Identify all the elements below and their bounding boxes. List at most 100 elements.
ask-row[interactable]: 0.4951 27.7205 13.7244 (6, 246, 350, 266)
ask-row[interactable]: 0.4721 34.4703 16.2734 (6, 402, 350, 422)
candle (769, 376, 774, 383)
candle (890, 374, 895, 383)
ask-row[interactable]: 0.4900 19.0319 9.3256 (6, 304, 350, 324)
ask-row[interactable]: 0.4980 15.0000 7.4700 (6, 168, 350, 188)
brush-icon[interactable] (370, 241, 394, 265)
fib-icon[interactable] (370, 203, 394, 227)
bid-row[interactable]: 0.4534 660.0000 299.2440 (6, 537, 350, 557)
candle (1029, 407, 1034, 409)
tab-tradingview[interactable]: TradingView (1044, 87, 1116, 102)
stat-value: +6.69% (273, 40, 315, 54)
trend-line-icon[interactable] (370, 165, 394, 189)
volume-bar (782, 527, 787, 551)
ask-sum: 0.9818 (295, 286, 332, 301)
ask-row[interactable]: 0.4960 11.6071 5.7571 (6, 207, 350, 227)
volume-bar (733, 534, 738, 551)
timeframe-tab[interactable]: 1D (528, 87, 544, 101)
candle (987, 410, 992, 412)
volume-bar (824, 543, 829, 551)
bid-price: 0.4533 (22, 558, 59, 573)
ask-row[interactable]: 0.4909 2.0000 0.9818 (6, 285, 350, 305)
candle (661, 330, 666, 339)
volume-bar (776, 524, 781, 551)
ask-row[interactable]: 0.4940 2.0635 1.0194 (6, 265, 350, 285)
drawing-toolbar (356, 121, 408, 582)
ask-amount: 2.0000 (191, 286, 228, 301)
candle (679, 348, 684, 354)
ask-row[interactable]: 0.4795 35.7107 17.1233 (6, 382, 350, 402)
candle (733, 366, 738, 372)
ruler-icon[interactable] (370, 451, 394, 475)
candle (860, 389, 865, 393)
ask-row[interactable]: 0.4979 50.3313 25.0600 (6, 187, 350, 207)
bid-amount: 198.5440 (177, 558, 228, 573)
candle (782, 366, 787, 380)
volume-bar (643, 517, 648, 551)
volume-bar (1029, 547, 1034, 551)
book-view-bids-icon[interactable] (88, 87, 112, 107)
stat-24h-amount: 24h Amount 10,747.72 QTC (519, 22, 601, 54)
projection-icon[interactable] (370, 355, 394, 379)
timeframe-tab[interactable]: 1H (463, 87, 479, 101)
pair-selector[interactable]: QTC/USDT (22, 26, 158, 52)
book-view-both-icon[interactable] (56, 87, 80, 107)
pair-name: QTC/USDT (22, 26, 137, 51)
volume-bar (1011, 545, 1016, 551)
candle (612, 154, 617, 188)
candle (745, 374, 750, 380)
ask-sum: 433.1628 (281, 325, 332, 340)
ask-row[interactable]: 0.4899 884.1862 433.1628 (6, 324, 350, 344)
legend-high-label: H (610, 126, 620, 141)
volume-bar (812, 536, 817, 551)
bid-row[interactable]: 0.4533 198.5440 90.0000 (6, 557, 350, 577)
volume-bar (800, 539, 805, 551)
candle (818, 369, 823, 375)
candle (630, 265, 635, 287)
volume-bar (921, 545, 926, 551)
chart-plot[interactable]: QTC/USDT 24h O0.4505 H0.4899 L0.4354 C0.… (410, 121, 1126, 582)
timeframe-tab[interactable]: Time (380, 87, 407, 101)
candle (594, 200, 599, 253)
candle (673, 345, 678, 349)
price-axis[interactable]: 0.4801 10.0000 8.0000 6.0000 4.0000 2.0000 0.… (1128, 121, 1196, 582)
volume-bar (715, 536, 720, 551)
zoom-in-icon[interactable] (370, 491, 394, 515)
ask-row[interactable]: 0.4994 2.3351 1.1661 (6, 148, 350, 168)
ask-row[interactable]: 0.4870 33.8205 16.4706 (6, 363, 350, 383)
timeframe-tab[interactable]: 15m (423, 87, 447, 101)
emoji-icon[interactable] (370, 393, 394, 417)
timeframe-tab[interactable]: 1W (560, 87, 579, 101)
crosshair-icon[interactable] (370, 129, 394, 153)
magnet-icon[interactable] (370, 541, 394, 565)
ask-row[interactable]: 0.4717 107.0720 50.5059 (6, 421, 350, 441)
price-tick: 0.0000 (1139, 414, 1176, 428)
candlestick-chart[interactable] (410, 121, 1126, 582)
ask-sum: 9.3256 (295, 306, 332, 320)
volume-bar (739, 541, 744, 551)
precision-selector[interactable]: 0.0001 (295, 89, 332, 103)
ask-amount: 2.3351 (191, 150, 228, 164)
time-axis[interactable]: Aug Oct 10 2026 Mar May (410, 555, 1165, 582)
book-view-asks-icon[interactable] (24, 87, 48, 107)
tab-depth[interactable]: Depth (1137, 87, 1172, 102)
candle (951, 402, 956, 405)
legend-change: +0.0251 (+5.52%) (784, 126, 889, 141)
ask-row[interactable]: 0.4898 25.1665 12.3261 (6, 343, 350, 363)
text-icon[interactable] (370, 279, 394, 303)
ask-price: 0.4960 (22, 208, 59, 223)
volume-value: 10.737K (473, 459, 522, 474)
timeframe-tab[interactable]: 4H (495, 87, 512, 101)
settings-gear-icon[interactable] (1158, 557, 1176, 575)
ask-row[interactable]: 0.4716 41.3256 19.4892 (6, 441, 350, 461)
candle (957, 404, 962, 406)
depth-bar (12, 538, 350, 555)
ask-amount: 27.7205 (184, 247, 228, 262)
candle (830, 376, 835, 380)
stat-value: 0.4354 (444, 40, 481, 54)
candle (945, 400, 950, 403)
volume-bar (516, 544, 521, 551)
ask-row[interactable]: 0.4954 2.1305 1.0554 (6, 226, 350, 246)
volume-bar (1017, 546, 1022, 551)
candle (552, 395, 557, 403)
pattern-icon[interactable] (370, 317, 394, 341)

### Problem requirements
Render every line of the entries above as a Markdown table with the columns "Row" and "Line", numbering the rows in order and omitting any blank lines.

### Result
| Row | Line |
|---|---|
| 1 | Identify all the elements below and their bounding boxes. List at most 100 elements. |
| 2 | ask-row[interactable]: 0.4951 27.7205 13.7244 (6, 246, 350, 266) |
| 3 | ask-row[interactable]: 0.4721 34.4703 16.2734 (6, 402, 350, 422) |
| 4 | candle (769, 376, 774, 383) |
| 5 | candle (890, 374, 895, 383) |
| 6 | ask-row[interactable]: 0.4900 19.0319 9.3256 (6, 304, 350, 324) |
| 7 | ask-row[interactable]: 0.4980 15.0000 7.4700 (6, 168, 350, 188) |
| 8 | brush-icon[interactable] (370, 241, 394, 265) |
| 9 | fib-icon[interactable] (370, 203, 394, 227) |
| 10 | bid-row[interactable]: 0.4534 660.0000 299.2440 (6, 537, 350, 557) |
| 11 | candle (1029, 407, 1034, 409) |
| 12 | tab-tradingview[interactable]: TradingView (1044, 87, 1116, 102) |
| 13 | stat-value: +6.69% (273, 40, 315, 54) |
| 14 | trend-line-icon[interactable] (370, 165, 394, 189) |
| 15 | volume-bar (782, 527, 787, 551) |
| 16 | ask-sum: 0.9818 (295, 286, 332, 301) |
| 17 | ask-row[interactable]: 0.4960 11.6071 5.7571 (6, 207, 350, 227) |
| 18 | volume-bar (733, 534, 738, 551) |
| 19 | timeframe-tab[interactable]: 1D (528, 87, 544, 101) |
| 20 | candle (987, 410, 992, 412) |
| 21 | volume-bar (824, 543, 829, 551) |
| 22 | bid-price: 0.4533 (22, 558, 59, 573) |
| 23 | ask-row[interactable]: 0.4909 2.0000 0.9818 (6, 285, 350, 305) |
| 24 | candle (661, 330, 666, 339) |
| 25 | volume-bar (776, 524, 781, 551) |
| 26 | ask-row[interactable]: 0.4940 2.0635 1.0194 (6, 265, 350, 285) |
| 27 | drawing-toolbar (356, 121, 408, 582) |
| 28 | ask-amount: 2.0000 (191, 286, 228, 301) |
| 29 | candle (679, 348, 684, 354) |
| 30 | ask-row[interactable]: 0.4795 35.7107 17.1233 (6, 382, 350, 402) |
| 31 | candle (733, 366, 738, 372) |
| 32 | ruler-icon[interactable] (370, 451, 394, 475) |
| 33 | candle (860, 389, 865, 393) |
| 34 | ask-row[interactable]: 0.4979 50.3313 25.0600 (6, 187, 350, 207) |
| 35 | bid-amount: 198.5440 (177, 558, 228, 573) |
| 36 | candle (782, 366, 787, 380) |
| 37 | volume-bar (643, 517, 648, 551) |
| 38 | volume-bar (1029, 547, 1034, 551) |
| 39 | book-view-bids-icon[interactable] (88, 87, 112, 107) |
| 40 | stat-24h-amount: 24h Amount 10,747.72 QTC (519, 22, 601, 54) |
| 41 | projection-icon[interactable] (370, 355, 394, 379) |
| 42 | timeframe-tab[interactable]: 1H (463, 87, 479, 101) |
| 43 | pair-selector[interactable]: QTC/USDT (22, 26, 158, 52) |
| 44 | book-view-both-icon[interactable] (56, 87, 80, 107) |
| 45 | pair-name: QTC/USDT (22, 26, 137, 51) |
| 46 | volume-bar (1011, 545, 1016, 551) |
| 47 | candle (612, 154, 617, 188) |
| 48 | candle (745, 374, 750, 380) |
| 49 | ask-sum: 433.1628 (281, 325, 332, 340) |
| 50 | ask-row[interactable]: 0.4899 884.1862 433.1628 (6, 324, 350, 344) |
| 51 | legend-high-label: H (610, 126, 620, 141) |
| 52 | volume-bar (812, 536, 817, 551) |
| 53 | bid-row[interactable]: 0.4533 198.5440 90.0000 (6, 557, 350, 577) |
| 54 | volume-bar (800, 539, 805, 551) |
| 55 | candle (818, 369, 823, 375) |
| 56 | candle (630, 265, 635, 287) |
| 57 | volume-bar (921, 545, 926, 551) |
| 58 | chart-plot[interactable]: QTC/USDT 24h O0.4505 H0.4899 L0.4354 C0.… (410, 121, 1126, 582) |
| 59 | timeframe-tab[interactable]: Time (380, 87, 407, 101) |
| 60 | candle (594, 200, 599, 253) |
| 61 | candle (673, 345, 678, 349) |
| 62 | price-axis[interactable]: 0.4801 10.0000 8.0000 6.0000 4.0000 2.0000 0.… (1128, 121, 1196, 582) |
| 63 | volume-bar (715, 536, 720, 551) |
| 64 | zoom-in-icon[interactable] (370, 491, 394, 515) |
| 65 | ask-row[interactable]: 0.4994 2.3351 1.1661 (6, 148, 350, 168) |
| 66 | ask-row[interactable]: 0.4870 33.8205 16.4706 (6, 363, 350, 383) |
| 67 | timeframe-tab[interactable]: 15m (423, 87, 447, 101) |
| 68 | emoji-icon[interactable] (370, 393, 394, 417) |
| 69 | timeframe-tab[interactable]: 1W (560, 87, 579, 101) |
| 70 | crosshair-icon[interactable] (370, 129, 394, 153) |
| 71 | magnet-icon[interactable] (370, 541, 394, 565) |
| 72 | ask-row[interactable]: 0.4717 107.0720 50.5059 (6, 421, 350, 441) |
| 73 | price-tick: 0.0000 (1139, 414, 1176, 428) |
| 74 | candlestick-chart[interactable] (410, 121, 1126, 582) |
| 75 | ask-sum: 9.3256 (295, 306, 332, 320) |
| 76 | volume-bar (739, 541, 744, 551) |
| 77 | precision-selector[interactable]: 0.0001 (295, 89, 332, 103) |
| 78 | ask-amount: 2.3351 (191, 150, 228, 164) |
| 79 | time-axis[interactable]: Aug Oct 10 2026 Mar May (410, 555, 1165, 582) |
| 80 | book-view-asks-icon[interactable] (24, 87, 48, 107) |
| 81 | tab-depth[interactable]: Depth (1137, 87, 1172, 102) |
| 82 | candle (951, 402, 956, 405) |
| 83 | legend-change: +0.0251 (+5.52%) (784, 126, 889, 141) |
| 84 | ask-row[interactable]: 0.4898 25.1665 12.3261 (6, 343, 350, 363) |
| 85 | text-icon[interactable] (370, 279, 394, 303) |
| 86 | ask-price: 0.4960 (22, 208, 59, 223) |
| 87 | volume-value: 10.737K (473, 459, 522, 474) |
| 88 | timeframe-tab[interactable]: 4H (495, 87, 512, 101) |
| 89 | settings-gear-icon[interactable] (1158, 557, 1176, 575) |
| 90 | ask-row[interactable]: 0.4716 41.3256 19.4892 (6, 441, 350, 461) |
| 91 | candle (957, 404, 962, 406) |
| 92 | depth-bar (12, 538, 350, 555) |
| 93 | ask-amount: 27.7205 (184, 247, 228, 262) |
| 94 | candle (830, 376, 835, 380) |
| 95 | stat-value: 0.4354 (444, 40, 481, 54) |
| 96 | candle (945, 400, 950, 403) |
| 97 | volume-bar (516, 544, 521, 551) |
| 98 | ask-row[interactable]: 0.4954 2.1305 1.0554 (6, 226, 350, 246) |
| 99 | volume-bar (1017, 546, 1022, 551) |
| 100 | candle (552, 395, 557, 403) |
| 101 | pattern-icon[interactable] (370, 317, 394, 341) |